→ REQUIRED TASK
Convert every line of the entries below into a Markdown table with the columns "Row" and "Line", numbering the rows and skipping blank lines. Leave the pictures out.

-- START PROVIDED RECORDS --

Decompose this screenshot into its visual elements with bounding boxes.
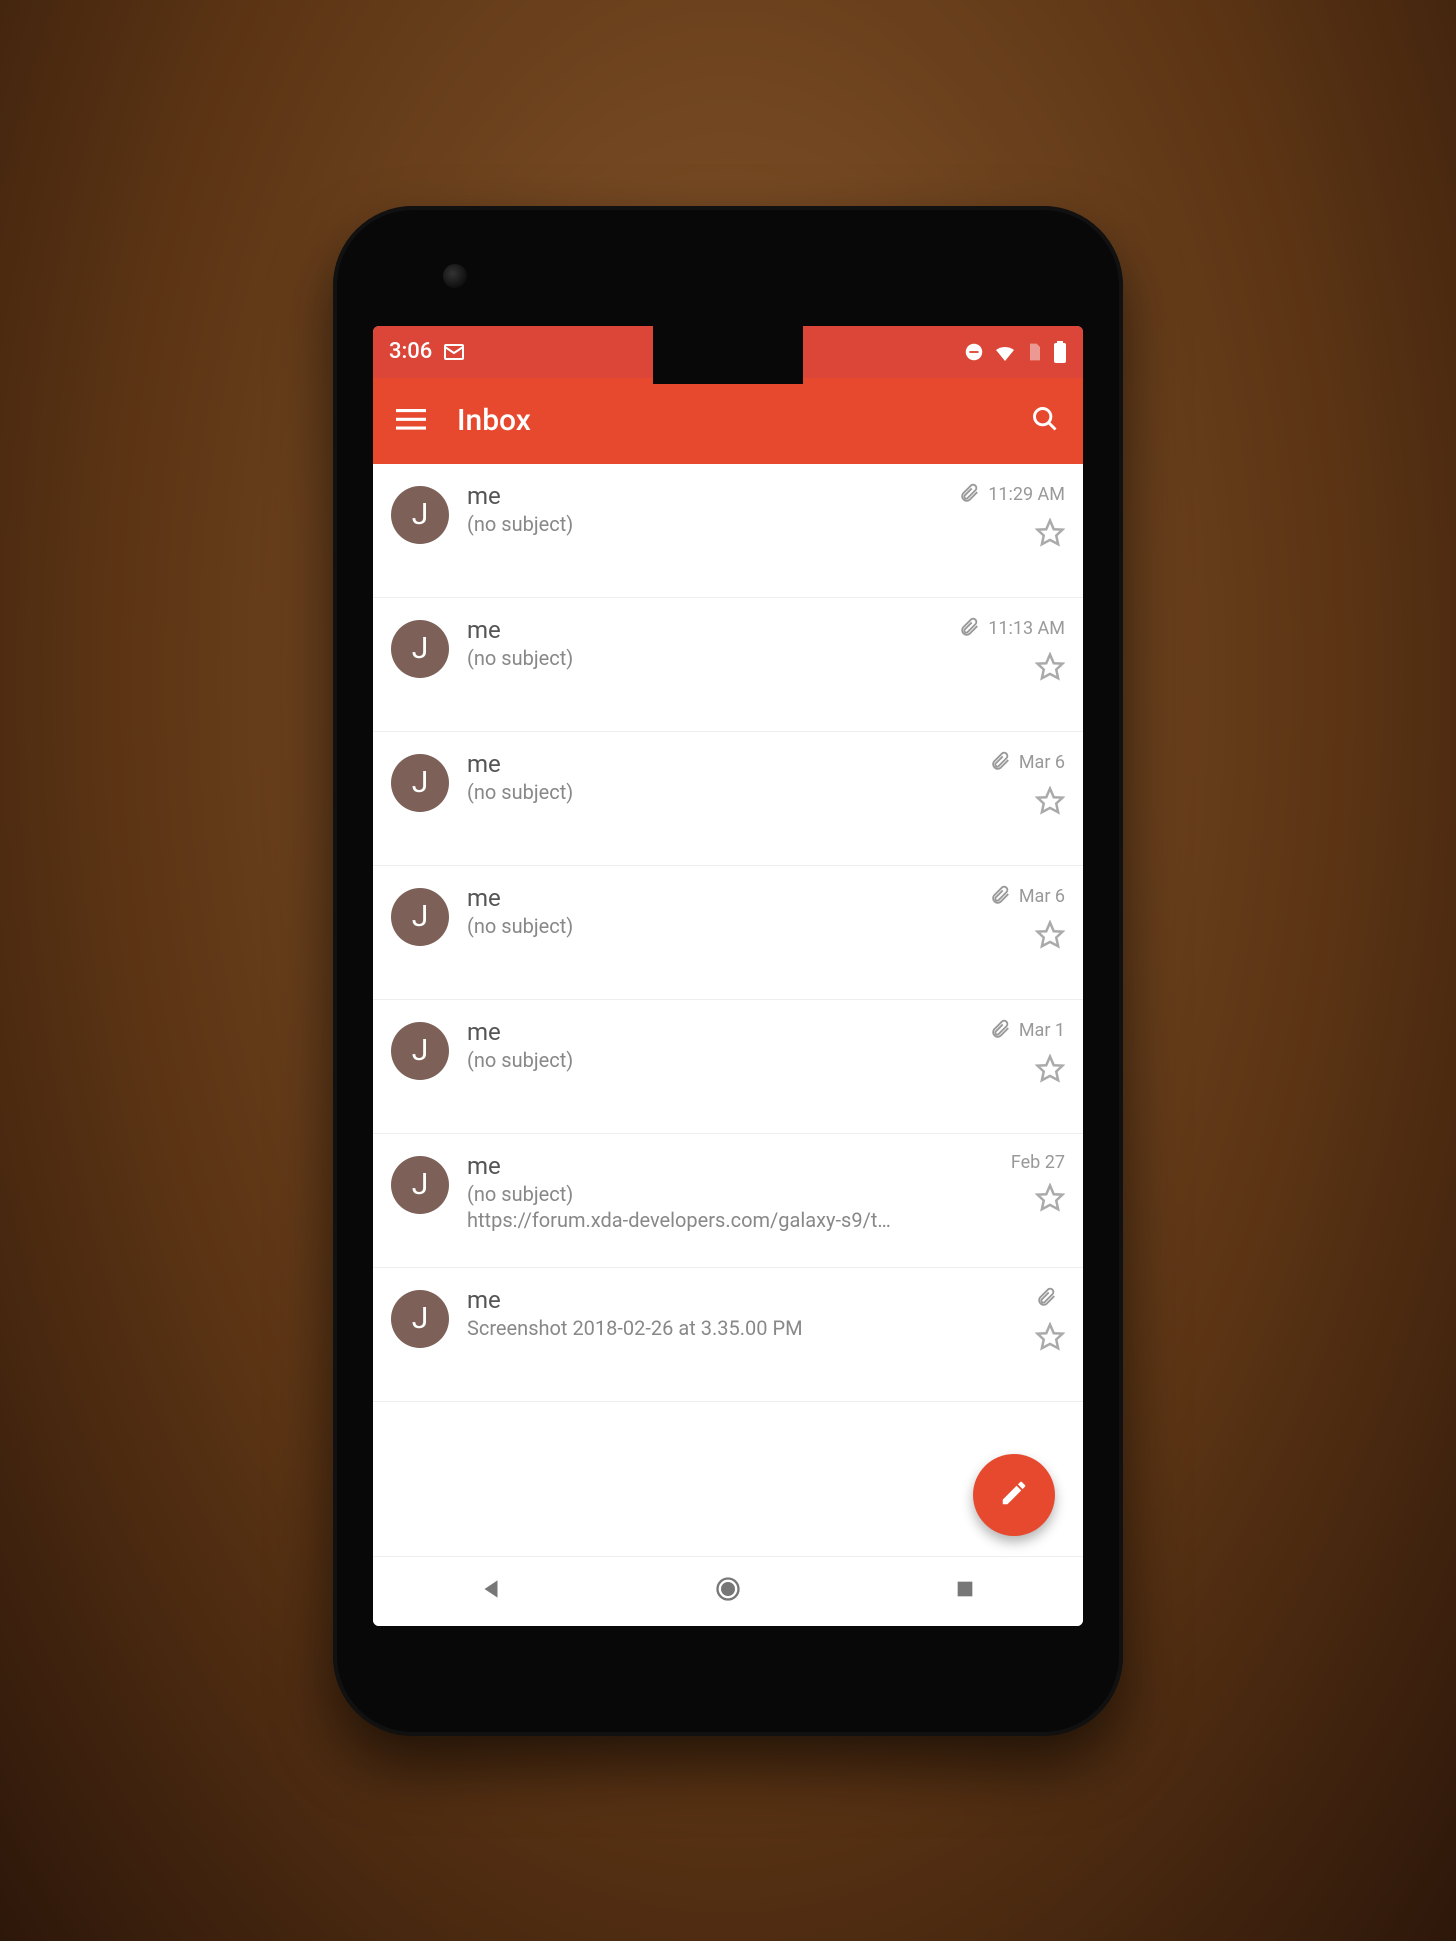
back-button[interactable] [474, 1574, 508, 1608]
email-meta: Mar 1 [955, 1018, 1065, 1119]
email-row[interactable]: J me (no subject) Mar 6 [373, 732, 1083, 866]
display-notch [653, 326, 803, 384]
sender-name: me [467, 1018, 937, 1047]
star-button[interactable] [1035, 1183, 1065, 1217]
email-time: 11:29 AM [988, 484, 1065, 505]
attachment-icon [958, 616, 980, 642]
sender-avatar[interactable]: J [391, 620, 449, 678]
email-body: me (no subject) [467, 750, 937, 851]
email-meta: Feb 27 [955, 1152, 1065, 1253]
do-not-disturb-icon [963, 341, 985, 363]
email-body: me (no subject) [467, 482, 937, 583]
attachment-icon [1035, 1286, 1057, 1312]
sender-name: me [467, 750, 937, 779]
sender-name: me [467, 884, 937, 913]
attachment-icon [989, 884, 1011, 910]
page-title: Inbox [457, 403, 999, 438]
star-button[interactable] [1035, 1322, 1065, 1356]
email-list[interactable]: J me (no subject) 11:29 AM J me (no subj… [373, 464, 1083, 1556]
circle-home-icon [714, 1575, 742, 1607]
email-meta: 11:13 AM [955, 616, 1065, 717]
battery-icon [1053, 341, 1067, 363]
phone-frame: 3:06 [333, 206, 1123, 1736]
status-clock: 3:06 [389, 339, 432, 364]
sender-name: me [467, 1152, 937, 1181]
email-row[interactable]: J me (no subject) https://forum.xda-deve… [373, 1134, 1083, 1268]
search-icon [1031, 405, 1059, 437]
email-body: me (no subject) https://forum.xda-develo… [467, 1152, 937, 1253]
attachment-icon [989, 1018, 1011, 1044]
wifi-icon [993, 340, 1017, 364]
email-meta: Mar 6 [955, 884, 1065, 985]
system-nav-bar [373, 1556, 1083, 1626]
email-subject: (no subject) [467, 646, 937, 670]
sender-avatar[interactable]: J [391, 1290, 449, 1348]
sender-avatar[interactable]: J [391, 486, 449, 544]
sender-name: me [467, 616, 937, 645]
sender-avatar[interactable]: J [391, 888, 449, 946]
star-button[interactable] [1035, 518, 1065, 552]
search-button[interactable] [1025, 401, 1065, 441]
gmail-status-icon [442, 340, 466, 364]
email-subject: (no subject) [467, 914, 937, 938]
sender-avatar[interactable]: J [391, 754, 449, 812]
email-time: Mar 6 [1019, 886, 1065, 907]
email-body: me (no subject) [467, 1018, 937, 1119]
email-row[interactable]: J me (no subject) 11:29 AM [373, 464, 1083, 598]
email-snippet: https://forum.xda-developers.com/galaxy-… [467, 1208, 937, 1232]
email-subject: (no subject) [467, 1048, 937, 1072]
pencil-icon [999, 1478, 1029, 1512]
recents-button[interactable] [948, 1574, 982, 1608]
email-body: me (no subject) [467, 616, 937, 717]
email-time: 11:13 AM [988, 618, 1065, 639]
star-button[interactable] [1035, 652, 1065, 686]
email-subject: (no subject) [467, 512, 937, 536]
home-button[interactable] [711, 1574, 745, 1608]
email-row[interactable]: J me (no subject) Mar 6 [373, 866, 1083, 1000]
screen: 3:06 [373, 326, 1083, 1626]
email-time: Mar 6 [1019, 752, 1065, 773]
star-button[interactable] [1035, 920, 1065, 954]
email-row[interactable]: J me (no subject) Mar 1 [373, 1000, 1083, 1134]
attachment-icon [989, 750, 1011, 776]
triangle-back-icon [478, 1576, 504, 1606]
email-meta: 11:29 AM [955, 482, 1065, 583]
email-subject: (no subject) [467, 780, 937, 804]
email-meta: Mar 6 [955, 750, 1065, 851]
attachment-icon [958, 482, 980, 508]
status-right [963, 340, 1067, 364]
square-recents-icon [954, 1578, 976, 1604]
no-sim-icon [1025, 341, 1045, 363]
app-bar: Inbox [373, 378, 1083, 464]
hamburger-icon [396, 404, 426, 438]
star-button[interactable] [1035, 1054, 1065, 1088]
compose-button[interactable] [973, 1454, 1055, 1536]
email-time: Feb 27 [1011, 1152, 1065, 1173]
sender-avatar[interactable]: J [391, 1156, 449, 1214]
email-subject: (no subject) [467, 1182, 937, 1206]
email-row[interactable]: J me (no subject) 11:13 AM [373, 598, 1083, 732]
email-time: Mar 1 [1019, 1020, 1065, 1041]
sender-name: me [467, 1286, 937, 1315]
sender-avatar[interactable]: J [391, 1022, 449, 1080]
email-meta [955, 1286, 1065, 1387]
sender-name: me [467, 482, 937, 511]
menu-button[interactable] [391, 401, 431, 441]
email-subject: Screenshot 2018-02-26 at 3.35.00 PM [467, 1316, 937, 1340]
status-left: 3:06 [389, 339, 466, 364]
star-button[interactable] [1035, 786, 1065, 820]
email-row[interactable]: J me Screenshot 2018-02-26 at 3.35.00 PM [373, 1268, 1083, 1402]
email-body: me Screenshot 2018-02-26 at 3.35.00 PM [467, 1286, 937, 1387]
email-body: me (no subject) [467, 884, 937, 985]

-- END PROVIDED RECORDS --

→ FINISHED TASK
| Row | Line |
|---|---|
| 1 | Decompose this screenshot into its visual elements with bounding boxes. |
| 2 | back-button[interactable] [474, 1574, 508, 1608] |
| 3 | email-meta: Mar 1 [955, 1018, 1065, 1119] |
| 4 | email-row[interactable]: J me (no subject) Mar 6 [373, 732, 1083, 866] |
| 5 | display-notch [653, 326, 803, 384] |
| 6 | sender-name: me [467, 1018, 937, 1047] |
| 7 | star-button[interactable] [1035, 1183, 1065, 1217] |
| 8 | email-time: 11:29 AM [988, 484, 1065, 505] |
| 9 | attachment-icon [958, 616, 980, 642] |
| 10 | sender-avatar[interactable]: J [391, 620, 449, 678] |
| 11 | email-body: me (no subject) [467, 750, 937, 851] |
| 12 | email-meta: Feb 27 [955, 1152, 1065, 1253] |
| 13 | do-not-disturb-icon [963, 341, 985, 363] |
| 14 | email-body: me (no subject) [467, 482, 937, 583] |
| 15 | attachment-icon [1035, 1286, 1057, 1312] |
| 16 | sender-name: me [467, 750, 937, 779] |
| 17 | sender-name: me [467, 884, 937, 913] |
| 18 | attachment-icon [989, 884, 1011, 910] |
| 19 | page-title: Inbox [457, 403, 999, 438] |
| 20 | star-button[interactable] [1035, 1322, 1065, 1356] |
| 21 | email-list[interactable]: J me (no subject) 11:29 AM J me (no subj… [373, 464, 1083, 1556] |
| 22 | circle-home-icon [714, 1575, 742, 1607] |
| 23 | email-meta: 11:13 AM [955, 616, 1065, 717] |
| 24 | battery-icon [1053, 341, 1067, 363] |
| 25 | phone-frame: 3:06 [333, 206, 1123, 1736] |
| 26 | status-clock: 3:06 [389, 339, 432, 364] |
| 27 | sender-name: me [467, 1152, 937, 1181] |
| 28 | email-row[interactable]: J me (no subject) https://forum.xda-deve… [373, 1134, 1083, 1268] |
| 29 | search-icon [1031, 405, 1059, 437] |
| 30 | email-body: me (no subject) https://forum.xda-develo… [467, 1152, 937, 1253] |
| 31 | attachment-icon [989, 1018, 1011, 1044] |
| 32 | wifi-icon [993, 340, 1017, 364] |
| 33 | email-meta: Mar 6 [955, 884, 1065, 985] |
| 34 | system-nav-bar [373, 1556, 1083, 1626] |
| 35 | email-subject: (no subject) [467, 646, 937, 670] |
| 36 | sender-avatar[interactable]: J [391, 1290, 449, 1348] |
| 37 | sender-avatar[interactable]: J [391, 486, 449, 544] |
| 38 | sender-name: me [467, 616, 937, 645] |
| 39 | sender-avatar[interactable]: J [391, 888, 449, 946] |
| 40 | star-button[interactable] [1035, 518, 1065, 552] |
| 41 | search-button[interactable] [1025, 401, 1065, 441] |
| 42 | gmail-status-icon [442, 340, 466, 364] |
| 43 | email-subject: (no subject) [467, 914, 937, 938] |
| 44 | sender-avatar[interactable]: J [391, 754, 449, 812] |
| 45 | email-time: Mar 6 [1019, 886, 1065, 907] |
| 46 | email-body: me (no subject) [467, 1018, 937, 1119] |
| 47 | email-row[interactable]: J me (no subject) 11:29 AM [373, 464, 1083, 598] |
| 48 | email-snippet: https://forum.xda-developers.com/galaxy-… [467, 1208, 937, 1232] |
| 49 | email-subject: (no subject) [467, 1048, 937, 1072] |
| 50 | pencil-icon [999, 1478, 1029, 1512] |
| 51 | recents-button[interactable] [948, 1574, 982, 1608] |
| 52 | email-body: me (no subject) [467, 616, 937, 717] |
| 53 | email-time: 11:13 AM [988, 618, 1065, 639] |
| 54 | star-button[interactable] [1035, 652, 1065, 686] |
| 55 | email-subject: (no subject) [467, 512, 937, 536] |
| 56 | home-button[interactable] [711, 1574, 745, 1608] |
| 57 | email-row[interactable]: J me (no subject) Mar 6 [373, 866, 1083, 1000] |
| 58 | screen: 3:06 [373, 326, 1083, 1626] |
| 59 | email-time: Mar 6 [1019, 752, 1065, 773] |
| 60 | star-button[interactable] [1035, 920, 1065, 954] |
| 61 | email-row[interactable]: J me (no subject) Mar 1 [373, 1000, 1083, 1134] |
| 62 | attachment-icon [989, 750, 1011, 776] |
| 63 | triangle-back-icon [478, 1576, 504, 1606] |
| 64 | email-meta: 11:29 AM [955, 482, 1065, 583] |
| 65 | email-subject: (no subject) [467, 780, 937, 804] |
| 66 | email-meta: Mar 6 [955, 750, 1065, 851] |
| 67 | attachment-icon [958, 482, 980, 508] |
| 68 | status-right [963, 340, 1067, 364] |
| 69 | square-recents-icon [954, 1578, 976, 1604] |
| 70 | no-sim-icon [1025, 341, 1045, 363] |
| 71 | app-bar: Inbox [373, 378, 1083, 464] |
| 72 | hamburger-icon [396, 404, 426, 438] |
| 73 | star-button[interactable] [1035, 1054, 1065, 1088] |
| 74 | compose-button[interactable] [973, 1454, 1055, 1536] |
| 75 | email-time: Feb 27 [1011, 1152, 1065, 1173] |
| 76 | sender-avatar[interactable]: J [391, 1156, 449, 1214] |
| 77 | email-subject: (no subject) [467, 1182, 937, 1206] |
| 78 | email-row[interactable]: J me (no subject) 11:13 AM [373, 598, 1083, 732] |
| 79 | email-time: Mar 1 [1019, 1020, 1065, 1041] |
| 80 | sender-name: me [467, 1286, 937, 1315] |
| 81 | sender-avatar[interactable]: J [391, 1022, 449, 1080] |
| 82 | email-meta [955, 1286, 1065, 1387] |
| 83 | sender-name: me [467, 482, 937, 511] |
| 84 | menu-button[interactable] [391, 401, 431, 441] |
| 85 | email-subject: Screenshot 2018-02-26 at 3.35.00 PM [467, 1316, 937, 1340] |
| 86 | status-left: 3:06 [389, 339, 466, 364] |
| 87 | star-button[interactable] [1035, 786, 1065, 820] |
| 88 | email-row[interactable]: J me Screenshot 2018-02-26 at 3.35.00 PM [373, 1268, 1083, 1402] |
| 89 | email-body: me Screenshot 2018-02-26 at 3.35.00 PM [467, 1286, 937, 1387] |
| 90 | email-body: me (no subject) [467, 884, 937, 985] |